[Saved entries]
-*-

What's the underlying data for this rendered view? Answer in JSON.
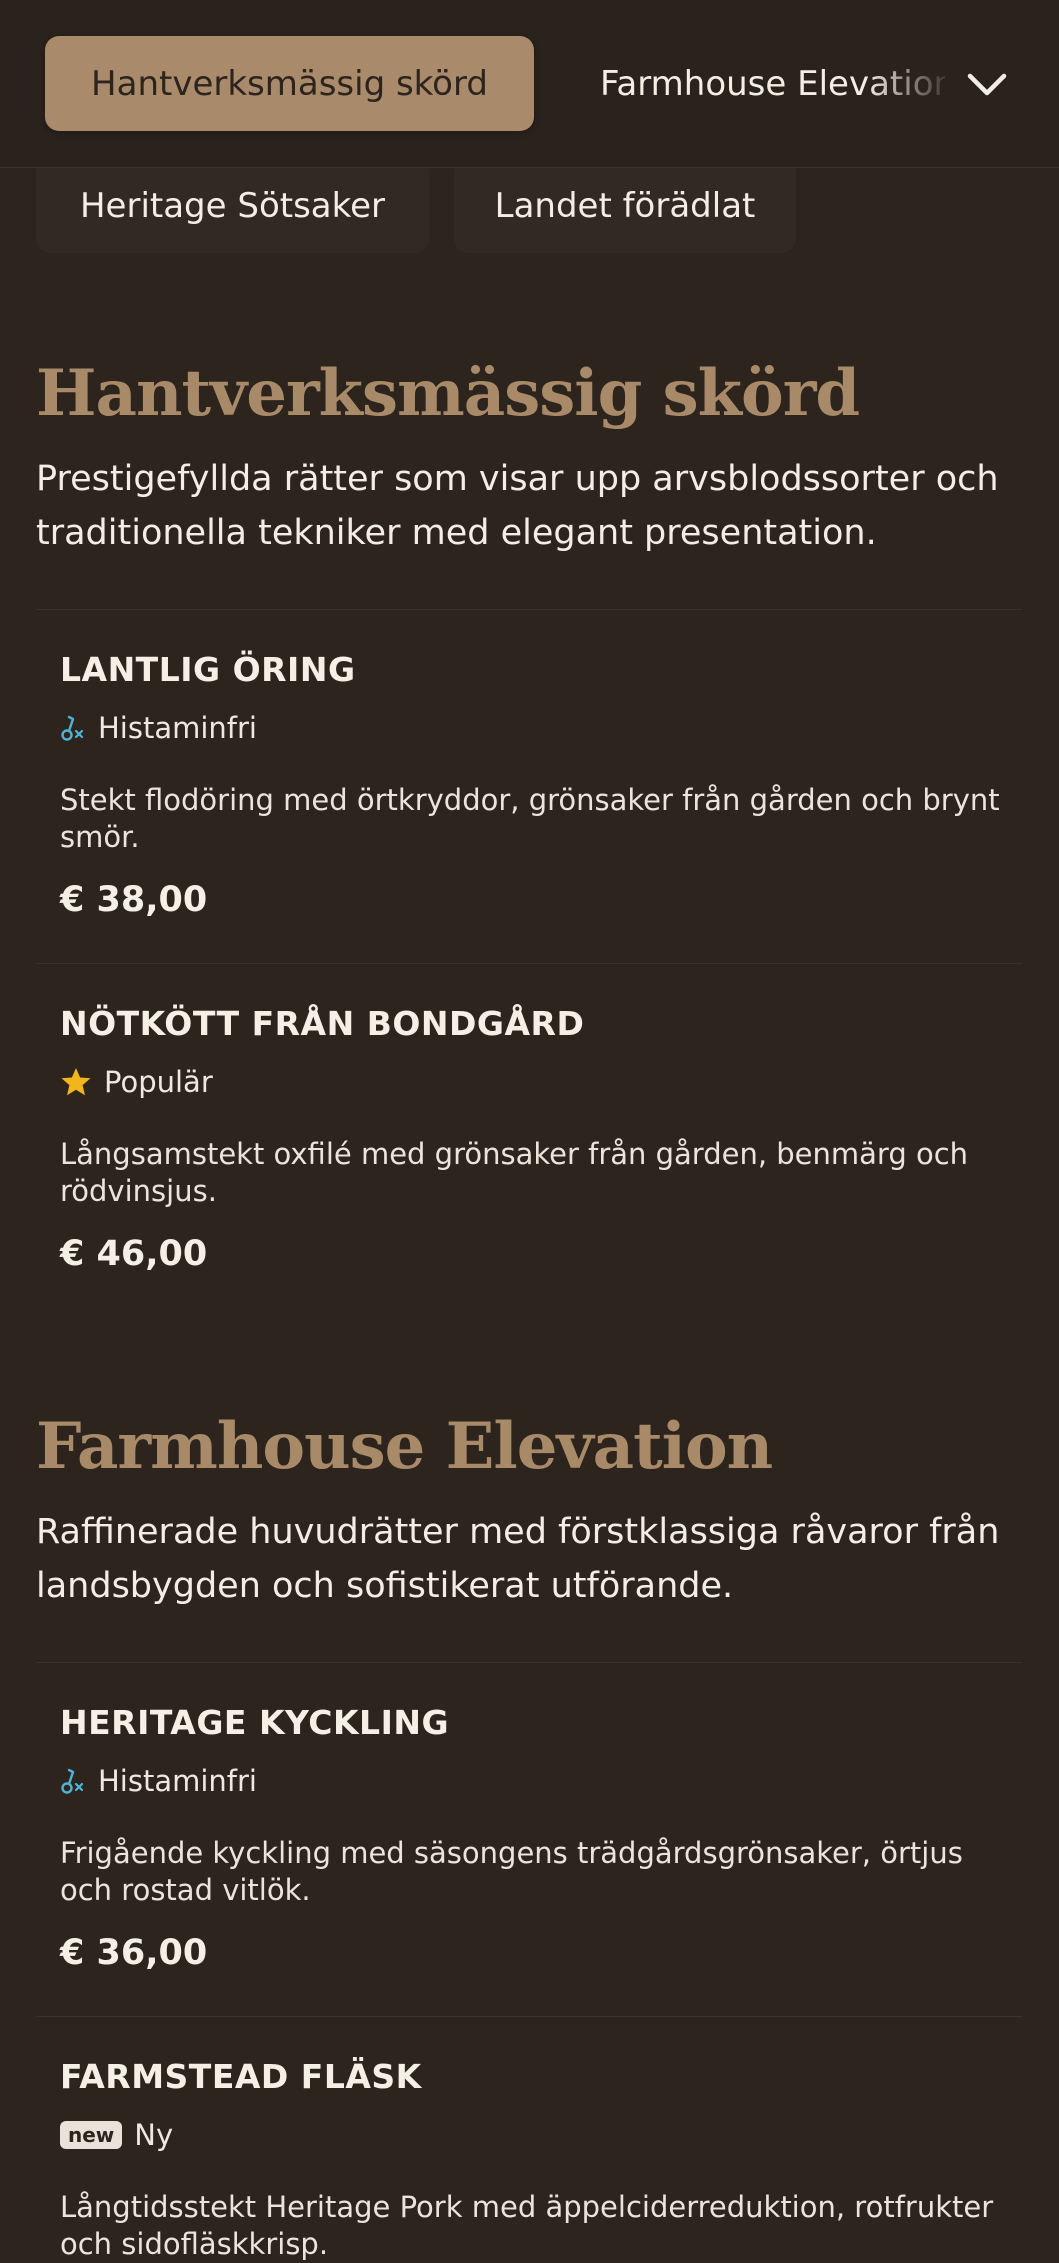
{
  "nav": {
    "active_tab": "Hantverksmässig skörd",
    "next_tab": "Farmhouse Elevation",
    "row2_tabs": [
      "Heritage Sötsaker",
      "Landet förädlat"
    ]
  },
  "sections": [
    {
      "title": "Hantverksmässig skörd",
      "description": "Prestigefyllda rätter som visar upp arvsblodssorter och traditionella tekniker med elegant presentation.",
      "items": [
        {
          "name": "LANTLIG ÖRING",
          "tag_icon": "histamine-free-icon",
          "tag": "Histaminfri",
          "description": "Stekt flodöring med örtkryddor, grönsaker från gården och brynt smör.",
          "price": "€ 38,00"
        },
        {
          "name": "NÖTKÖTT FRÅN BONDGÅRD",
          "tag_icon": "star-icon",
          "tag": "Populär",
          "description": "Långsamstekt oxfilé med grönsaker från gården, benmärg och rödvinsjus.",
          "price": "€ 46,00"
        }
      ]
    },
    {
      "title": "Farmhouse Elevation",
      "description": "Raffinerade huvudrätter med förstklassiga råvaror från landsbygden och sofistikerat utförande.",
      "items": [
        {
          "name": "HERITAGE KYCKLING",
          "tag_icon": "histamine-free-icon",
          "tag": "Histaminfri",
          "description": "Frigående kyckling med säsongens trädgårdsgrönsaker, örtjus och rostad vitlök.",
          "price": "€ 36,00"
        },
        {
          "name": "FARMSTEAD FLÄSK",
          "tag_icon": "new-badge-icon",
          "tag_badge": "new",
          "tag": "Ny",
          "description": "Långtidsstekt Heritage Pork med äppelciderreduktion, rotfrukter och sidofläskkrisp."
        }
      ]
    }
  ],
  "colors": {
    "background": "#2c241d",
    "accent": "#a98a6b",
    "histamine_icon": "#4fb3d9",
    "star_icon": "#f2b61c"
  }
}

-*-

The request
Go through the material above and print all of it exactly, except the pictures.

Written answer
What's the underlying data for this rendered view? Answer in JSON.
{
  "nav": {
    "active_tab": "Hantverksmässig skörd",
    "next_tab": "Farmhouse Elevation",
    "row2_tabs": [
      "Heritage Sötsaker",
      "Landet förädlat"
    ]
  },
  "sections": [
    {
      "title": "Hantverksmässig skörd",
      "description": "Prestigefyllda rätter som visar upp arvsblodssorter och traditionella tekniker med elegant presentation.",
      "items": [
        {
          "name": "LANTLIG ÖRING",
          "tag_icon": "histamine-free-icon",
          "tag": "Histaminfri",
          "description": "Stekt flodöring med örtkryddor, grönsaker från gården och brynt smör.",
          "price": "€ 38,00"
        },
        {
          "name": "NÖTKÖTT FRÅN BONDGÅRD",
          "tag_icon": "star-icon",
          "tag": "Populär",
          "description": "Långsamstekt oxfilé med grönsaker från gården, benmärg och rödvinsjus.",
          "price": "€ 46,00"
        }
      ]
    },
    {
      "title": "Farmhouse Elevation",
      "description": "Raffinerade huvudrätter med förstklassiga råvaror från landsbygden och sofistikerat utförande.",
      "items": [
        {
          "name": "HERITAGE KYCKLING",
          "tag_icon": "histamine-free-icon",
          "tag": "Histaminfri",
          "description": "Frigående kyckling med säsongens trädgårdsgrönsaker, örtjus och rostad vitlök.",
          "price": "€ 36,00"
        },
        {
          "name": "FARMSTEAD FLÄSK",
          "tag_icon": "new-badge-icon",
          "tag_badge": "new",
          "tag": "Ny",
          "description": "Långtidsstekt Heritage Pork med äppelciderreduktion, rotfrukter och sidofläskkrisp."
        }
      ]
    }
  ],
  "colors": {
    "background": "#2c241d",
    "accent": "#a98a6b",
    "histamine_icon": "#4fb3d9",
    "star_icon": "#f2b61c"
  }
}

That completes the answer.